··· Record extracts
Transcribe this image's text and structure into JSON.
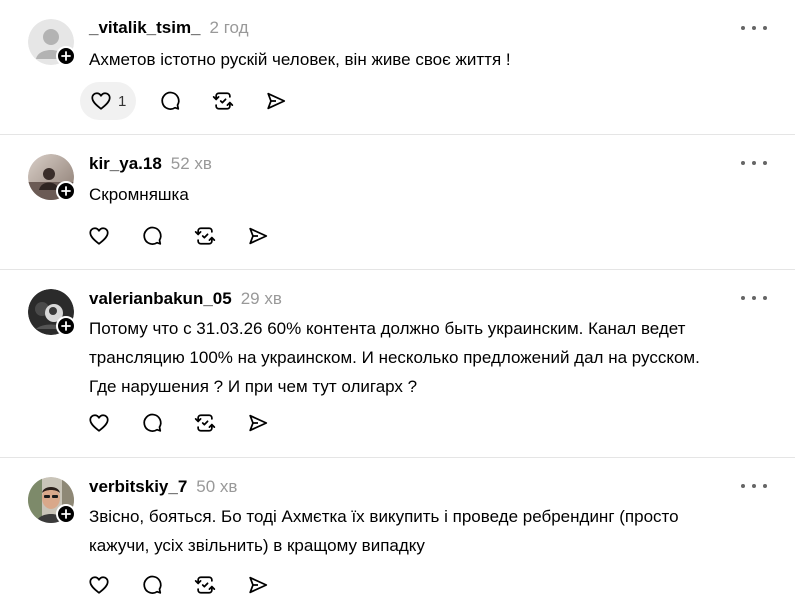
{
  "comments": [
    {
      "username": "_vitalik_tsim_",
      "time": "2 год",
      "text": "Ахметов істотно рускій человек, він живе своє життя !",
      "likes": "1"
    },
    {
      "username": "kir_ya.18",
      "time": "52 хв",
      "text": "Скромняшка"
    },
    {
      "username": "valerianbakun_05",
      "time": "29 хв",
      "text_lines": [
        "Потому что с 31.03.26 60% контента должно быть украинским. Канал ведет",
        "трансляцию 100% на украинском. И несколько предложений дал на русском.",
        "Где нарушения ? И при чем тут олигарх ?"
      ]
    },
    {
      "username": "verbitskiy_7",
      "time": "50 хв",
      "text_lines": [
        "Звісно, бояться. Бо тоді Ахмєтка їх викупить і проведе ребрендинг (просто",
        "кажучи, усіх звільнить) в кращому випадку"
      ]
    }
  ],
  "icons": {
    "like": "heart-icon",
    "reply": "speech-bubble-icon",
    "repost": "repost-icon",
    "share": "send-icon",
    "more": "more-horizontal-icon",
    "follow": "plus-icon"
  },
  "colors": {
    "text": "#000000",
    "muted": "#999999",
    "divider": "#e5e5e5",
    "like_bg": "#f1f1f1"
  }
}
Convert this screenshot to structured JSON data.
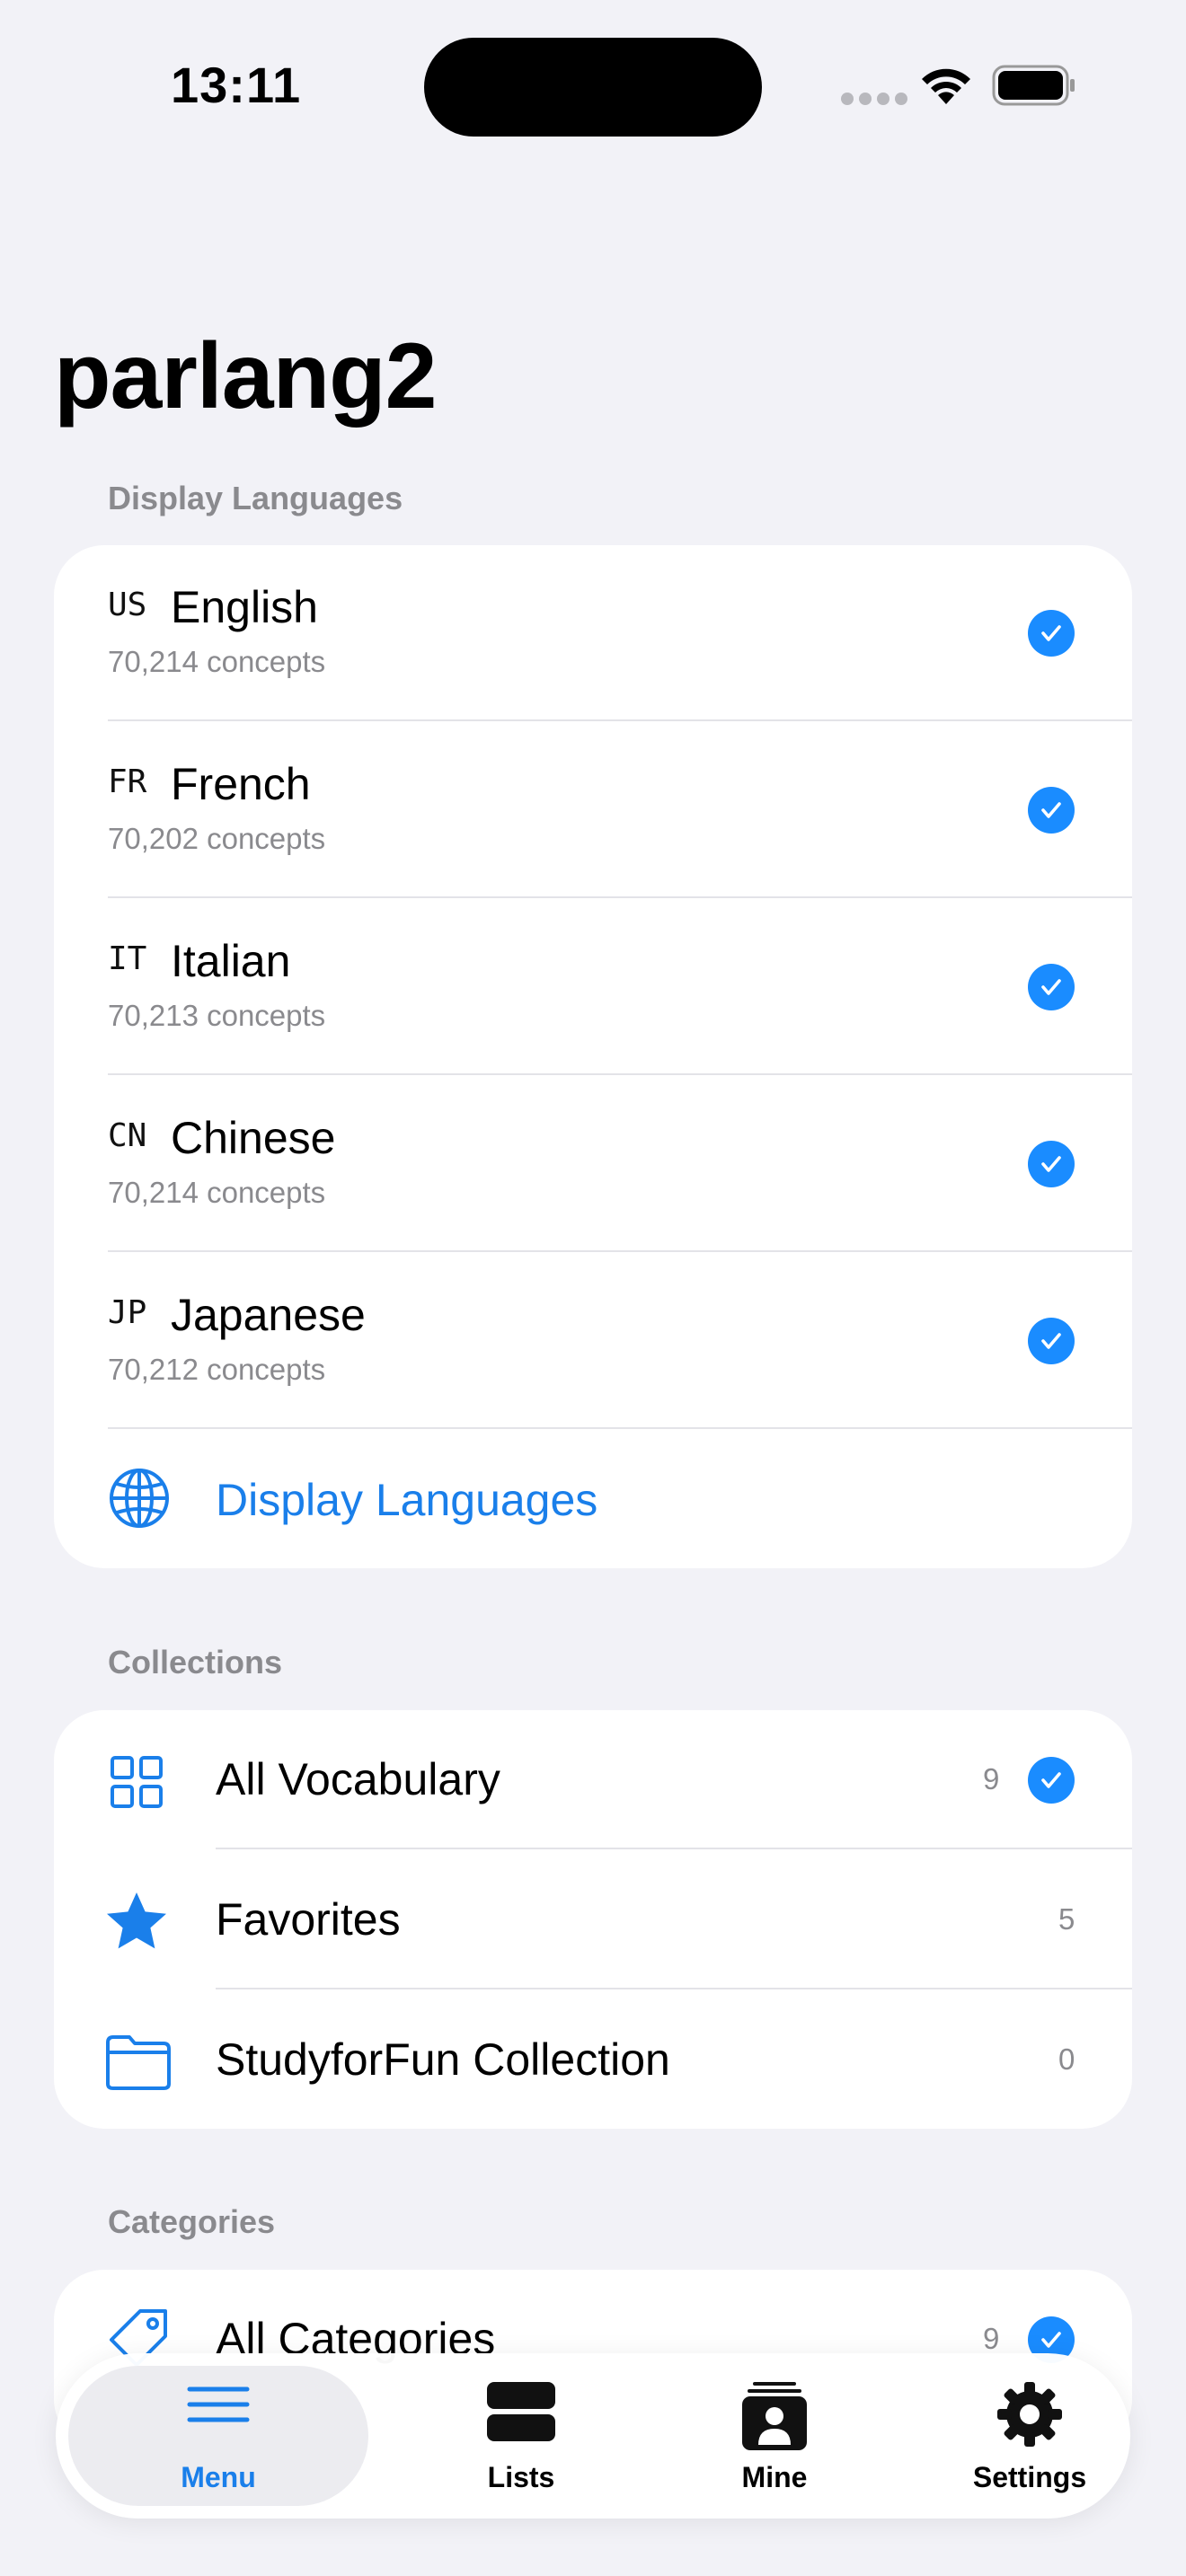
{
  "status_bar": {
    "time": "13:11"
  },
  "app": {
    "title": "parlang2"
  },
  "display_languages": {
    "header": "Display Languages",
    "items": [
      {
        "code": "US",
        "name": "English",
        "count": "70,214 concepts",
        "selected": true
      },
      {
        "code": "FR",
        "name": "French",
        "count": "70,202 concepts",
        "selected": true
      },
      {
        "code": "IT",
        "name": "Italian",
        "count": "70,213 concepts",
        "selected": true
      },
      {
        "code": "CN",
        "name": "Chinese",
        "count": "70,214 concepts",
        "selected": true
      },
      {
        "code": "JP",
        "name": "Japanese",
        "count": "70,212 concepts",
        "selected": true
      }
    ],
    "link_label": "Display Languages"
  },
  "collections": {
    "header": "Collections",
    "items": [
      {
        "label": "All Vocabulary",
        "count": "9",
        "selected": true,
        "icon": "grid-icon"
      },
      {
        "label": "Favorites",
        "count": "5",
        "selected": false,
        "icon": "star-icon"
      },
      {
        "label": "StudyforFun Collection",
        "count": "0",
        "selected": false,
        "icon": "folder-icon"
      }
    ]
  },
  "categories": {
    "header": "Categories",
    "items": [
      {
        "label": "All Categories",
        "count": "9",
        "selected": true,
        "icon": "tag-icon"
      }
    ]
  },
  "tab_bar": {
    "tabs": [
      {
        "label": "Menu",
        "icon": "menu-icon",
        "active": true
      },
      {
        "label": "Lists",
        "icon": "lists-icon",
        "active": false
      },
      {
        "label": "Mine",
        "icon": "person-card-icon",
        "active": false
      },
      {
        "label": "Settings",
        "icon": "gear-icon",
        "active": false
      }
    ]
  },
  "colors": {
    "accent": "#1a8cff",
    "background": "#f2f2f7",
    "secondary_text": "#8a8a8e"
  }
}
······
● **Stated task**
State the number of lines that contain the string "JSON", with no other words.

● **Answer to the exercise**
2